>> begin

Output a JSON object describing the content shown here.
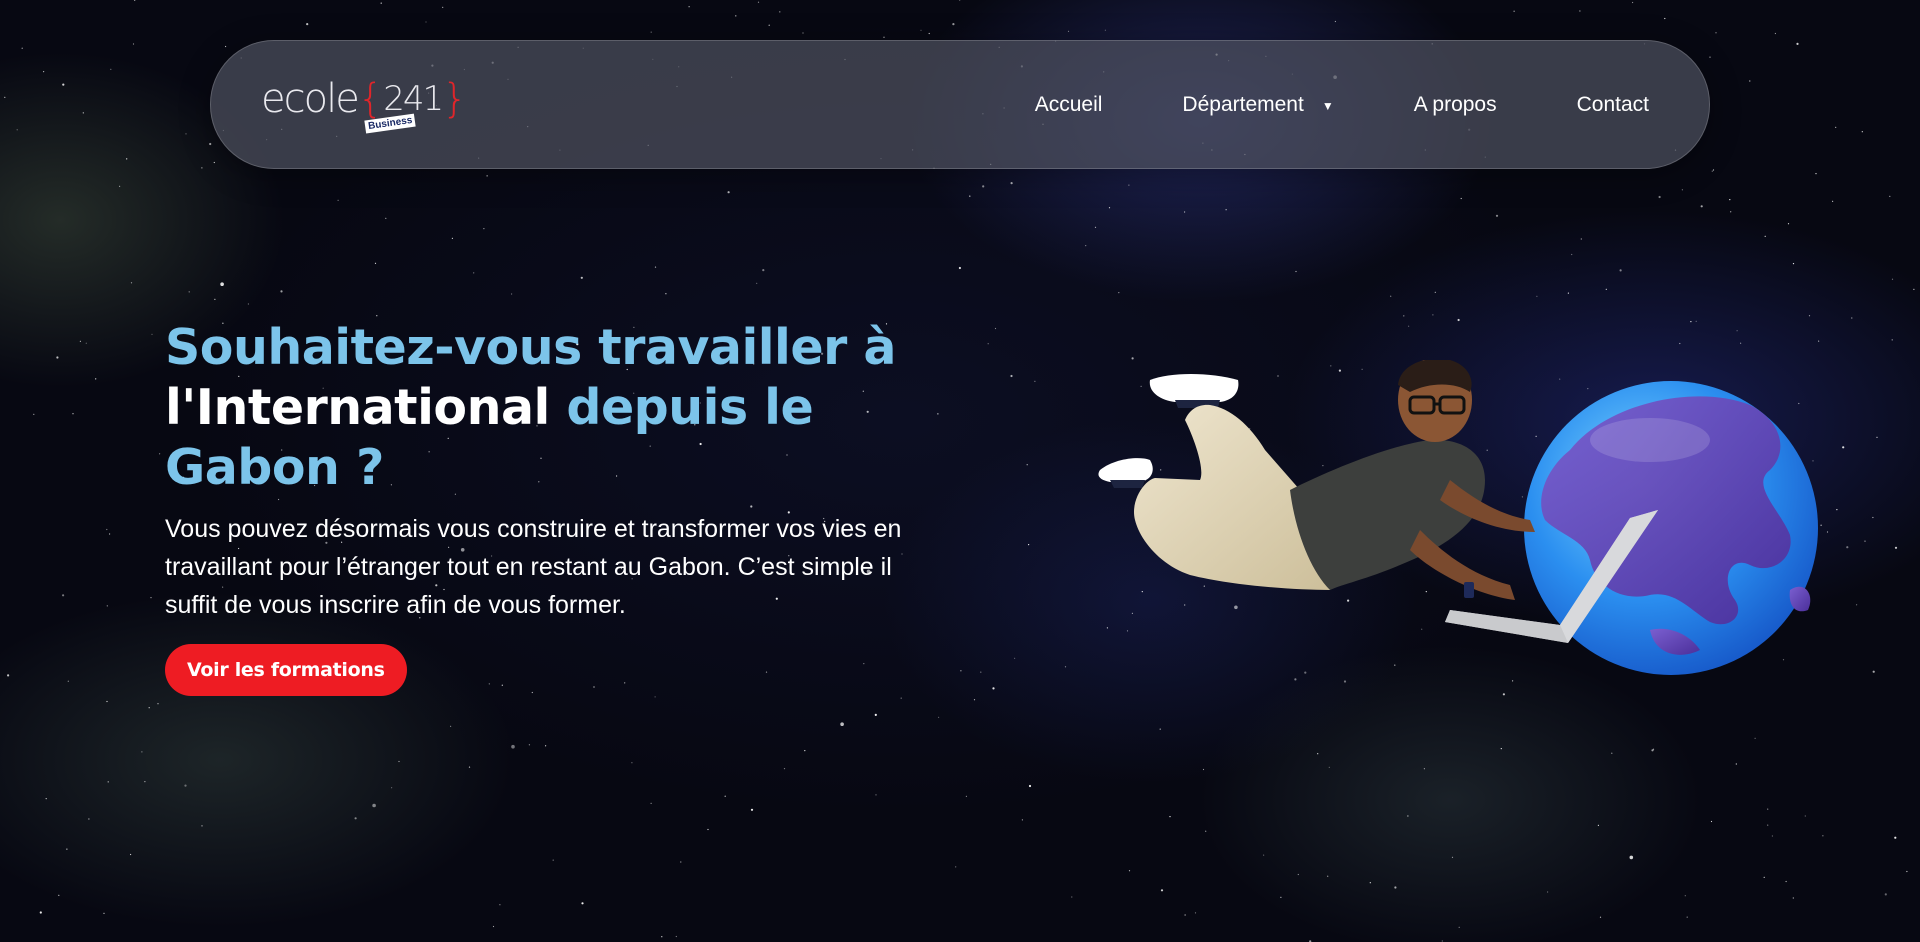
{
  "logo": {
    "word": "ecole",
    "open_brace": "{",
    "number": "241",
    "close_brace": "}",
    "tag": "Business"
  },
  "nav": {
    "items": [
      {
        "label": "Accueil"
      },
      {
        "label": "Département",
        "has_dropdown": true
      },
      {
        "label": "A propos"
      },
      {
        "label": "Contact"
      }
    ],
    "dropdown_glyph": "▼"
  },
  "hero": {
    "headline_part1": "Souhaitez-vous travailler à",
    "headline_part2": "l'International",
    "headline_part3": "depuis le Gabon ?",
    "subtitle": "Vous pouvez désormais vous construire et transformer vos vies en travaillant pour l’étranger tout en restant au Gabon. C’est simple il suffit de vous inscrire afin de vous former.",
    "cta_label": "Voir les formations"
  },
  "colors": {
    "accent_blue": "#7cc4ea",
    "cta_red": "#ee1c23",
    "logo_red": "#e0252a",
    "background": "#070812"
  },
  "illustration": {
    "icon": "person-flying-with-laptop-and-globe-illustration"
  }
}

>> end
>> begin

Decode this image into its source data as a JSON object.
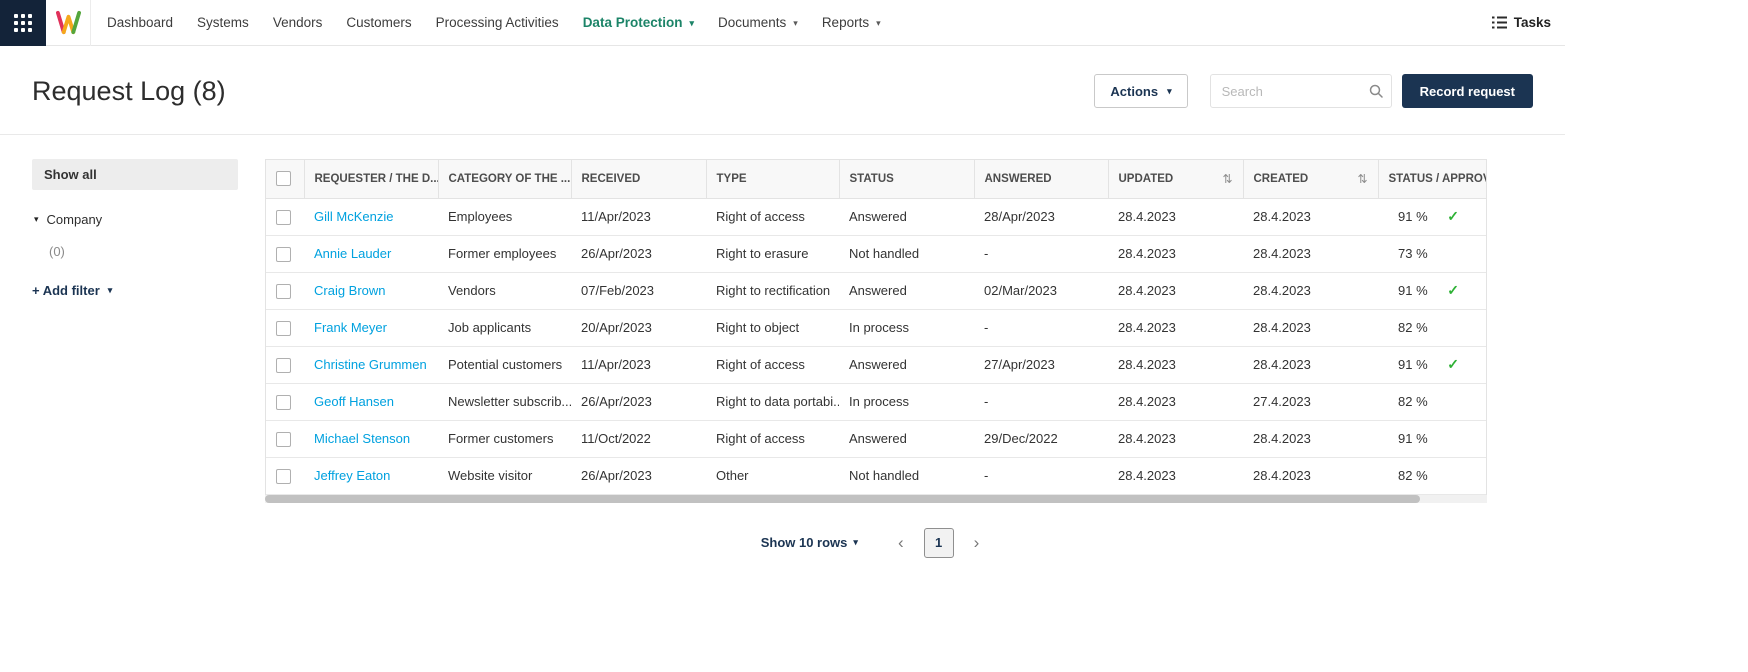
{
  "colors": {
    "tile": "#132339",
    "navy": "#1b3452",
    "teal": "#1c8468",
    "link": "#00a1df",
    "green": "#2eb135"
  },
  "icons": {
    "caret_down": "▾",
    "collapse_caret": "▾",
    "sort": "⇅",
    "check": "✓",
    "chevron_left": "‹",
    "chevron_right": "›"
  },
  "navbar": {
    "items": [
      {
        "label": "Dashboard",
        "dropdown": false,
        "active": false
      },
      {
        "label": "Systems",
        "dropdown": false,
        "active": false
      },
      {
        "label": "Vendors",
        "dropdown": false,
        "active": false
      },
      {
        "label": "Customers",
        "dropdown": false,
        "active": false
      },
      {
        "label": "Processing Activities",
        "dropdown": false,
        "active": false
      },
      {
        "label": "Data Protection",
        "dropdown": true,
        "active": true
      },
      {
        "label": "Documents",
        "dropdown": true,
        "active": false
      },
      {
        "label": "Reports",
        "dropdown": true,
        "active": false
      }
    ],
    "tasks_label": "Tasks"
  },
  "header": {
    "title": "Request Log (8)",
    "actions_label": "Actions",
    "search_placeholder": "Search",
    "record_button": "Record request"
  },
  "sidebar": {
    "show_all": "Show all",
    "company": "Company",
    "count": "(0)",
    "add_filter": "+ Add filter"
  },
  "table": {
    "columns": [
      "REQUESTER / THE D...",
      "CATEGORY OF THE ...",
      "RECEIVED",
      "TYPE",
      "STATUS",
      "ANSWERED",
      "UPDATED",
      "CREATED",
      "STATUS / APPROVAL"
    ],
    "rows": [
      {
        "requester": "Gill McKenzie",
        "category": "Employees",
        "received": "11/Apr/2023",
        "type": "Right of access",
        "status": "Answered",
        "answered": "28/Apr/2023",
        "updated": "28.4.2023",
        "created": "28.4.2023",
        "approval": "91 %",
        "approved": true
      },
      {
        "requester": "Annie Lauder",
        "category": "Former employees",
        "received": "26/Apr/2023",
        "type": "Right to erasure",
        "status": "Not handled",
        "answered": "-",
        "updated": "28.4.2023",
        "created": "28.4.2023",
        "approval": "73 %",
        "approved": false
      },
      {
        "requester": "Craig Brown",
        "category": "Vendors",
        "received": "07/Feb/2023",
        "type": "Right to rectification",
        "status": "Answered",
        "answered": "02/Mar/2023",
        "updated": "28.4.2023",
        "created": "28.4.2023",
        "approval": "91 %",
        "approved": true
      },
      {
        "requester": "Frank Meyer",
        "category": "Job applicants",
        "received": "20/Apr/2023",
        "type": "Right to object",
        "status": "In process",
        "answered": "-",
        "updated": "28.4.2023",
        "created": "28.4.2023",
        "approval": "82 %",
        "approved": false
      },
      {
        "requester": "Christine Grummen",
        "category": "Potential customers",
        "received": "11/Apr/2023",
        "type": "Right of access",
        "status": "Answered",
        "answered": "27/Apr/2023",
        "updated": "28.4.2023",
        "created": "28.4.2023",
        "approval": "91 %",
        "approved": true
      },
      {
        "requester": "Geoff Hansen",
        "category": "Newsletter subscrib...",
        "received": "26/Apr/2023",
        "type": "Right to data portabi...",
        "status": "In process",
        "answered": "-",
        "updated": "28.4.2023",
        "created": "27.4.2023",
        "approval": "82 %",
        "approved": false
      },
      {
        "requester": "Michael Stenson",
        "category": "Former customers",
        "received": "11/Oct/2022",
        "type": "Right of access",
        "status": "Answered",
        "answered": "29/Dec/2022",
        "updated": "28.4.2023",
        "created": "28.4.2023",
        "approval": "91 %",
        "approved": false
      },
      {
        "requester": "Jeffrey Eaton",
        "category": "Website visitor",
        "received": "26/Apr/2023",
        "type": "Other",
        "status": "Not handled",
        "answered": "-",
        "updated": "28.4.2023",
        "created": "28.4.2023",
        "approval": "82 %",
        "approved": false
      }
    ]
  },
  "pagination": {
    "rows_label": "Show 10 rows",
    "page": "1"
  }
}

>> end

* Request
Find all lines where the word "JSON" appears. Copy them.

* Result for this task
Output a JSON object describing the content shown here.
Decode this image into its source data as a JSON object.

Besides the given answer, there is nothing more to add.